● **GIVEN EXERCISE**: All of the entries need to be written out again, exactly as they are.

● **DATA PROVIDED**:
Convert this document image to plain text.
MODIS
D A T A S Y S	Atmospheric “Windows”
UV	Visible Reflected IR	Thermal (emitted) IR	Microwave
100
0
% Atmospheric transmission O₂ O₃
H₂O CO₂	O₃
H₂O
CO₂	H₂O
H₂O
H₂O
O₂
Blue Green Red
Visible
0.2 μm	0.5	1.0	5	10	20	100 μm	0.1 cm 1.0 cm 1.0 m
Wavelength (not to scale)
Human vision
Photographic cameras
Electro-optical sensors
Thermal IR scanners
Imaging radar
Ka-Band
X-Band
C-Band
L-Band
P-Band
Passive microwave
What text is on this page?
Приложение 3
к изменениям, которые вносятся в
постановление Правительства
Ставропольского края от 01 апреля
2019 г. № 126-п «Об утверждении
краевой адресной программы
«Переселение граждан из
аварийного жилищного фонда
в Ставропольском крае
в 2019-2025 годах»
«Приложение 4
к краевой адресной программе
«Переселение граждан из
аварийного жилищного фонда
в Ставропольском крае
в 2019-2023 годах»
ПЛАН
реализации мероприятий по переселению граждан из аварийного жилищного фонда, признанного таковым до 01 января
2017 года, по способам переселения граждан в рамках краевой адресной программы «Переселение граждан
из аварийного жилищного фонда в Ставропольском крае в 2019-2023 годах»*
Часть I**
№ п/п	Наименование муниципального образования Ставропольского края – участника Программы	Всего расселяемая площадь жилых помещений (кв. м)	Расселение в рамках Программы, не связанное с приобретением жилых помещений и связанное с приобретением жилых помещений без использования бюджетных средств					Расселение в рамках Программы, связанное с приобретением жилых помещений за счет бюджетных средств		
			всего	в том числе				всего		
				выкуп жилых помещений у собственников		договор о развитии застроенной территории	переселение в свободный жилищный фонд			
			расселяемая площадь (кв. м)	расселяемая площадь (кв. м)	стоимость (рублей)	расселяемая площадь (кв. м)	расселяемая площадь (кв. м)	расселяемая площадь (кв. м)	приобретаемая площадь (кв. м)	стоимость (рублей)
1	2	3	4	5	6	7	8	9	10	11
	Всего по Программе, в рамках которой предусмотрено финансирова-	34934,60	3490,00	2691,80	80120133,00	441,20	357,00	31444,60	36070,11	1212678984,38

● **CORRECT OUTPUT**:
Convert this document image to plain text.
MODIS
D A T A S Y S	Atmospheric “Windows”
UV	Visible Reflected IR	Thermal (emitted) IR	Microwave
100
0
% Atmospheric transmission O₂ O₃
H₂O CO₂	O₃
H₂O
CO₂	H₂O
H₂O
H₂O
O₂
Blue Green Red
Visible
0.2 μm	0.5	1.0	5	10	20	100 μm	0.1 cm 1.0 cm 1.0 m
Wavelength (not to scale)
Human vision
Photographic cameras
Electro-optical sensors
Thermal IR scanners
Imaging radar
Ka-Band
X-Band
C-Band
L-Band
P-Band
Passive microwave
What text is on this page?
Приложение 3
к изменениям, которые вносятся в
постановление Правительства
Ставропольского края от 01 апреля
2019 г. № 126-п «Об утверждении
краевой адресной программы
«Переселение граждан из
аварийного жилищного фонда
в Ставропольском крае
в 2019-2025 годах»
«Приложение 4
к краевой адресной программе
«Переселение граждан из
аварийного жилищного фонда
в Ставропольском крае
в 2019-2023 годах»
ПЛАН
реализации мероприятий по переселению граждан из аварийного жилищного фонда, признанного таковым до 01 января
2017 года, по способам переселения граждан в рамках краевой адресной программы «Переселение граждан
из аварийного жилищного фонда в Ставропольском крае в 2019-2023 годах»*
Часть I**
№ п/п	Наименование муниципального образования Ставропольского края – участника Программы	Всего расселяемая площадь жилых помещений (кв. м)	Расселение в рамках Программы, не связанное с приобретением жилых помещений и связанное с приобретением жилых помещений без использования бюджетных средств					Расселение в рамках Программы, связанное с приобретением жилых помещений за счет бюджетных средств		
			всего	в том числе				всего		
				выкуп жилых помещений у собственников		договор о развитии застроенной территории	переселение в свободный жилищный фонд			
			расселяемая площадь (кв. м)	расселяемая площадь (кв. м)	стоимость (рублей)	расселяемая площадь (кв. м)	расселяемая площадь (кв. м)	расселяемая площадь (кв. м)	приобретаемая площадь (кв. м)	стоимость (рублей)
1	2	3	4	5	6	7	8	9	10	11
	Всего по Программе, в рамках которой предусмотрено финансирова-	34934,60	3490,00	2691,80	80120133,00	441,20	357,00	31444,60	36070,11	1212678984,38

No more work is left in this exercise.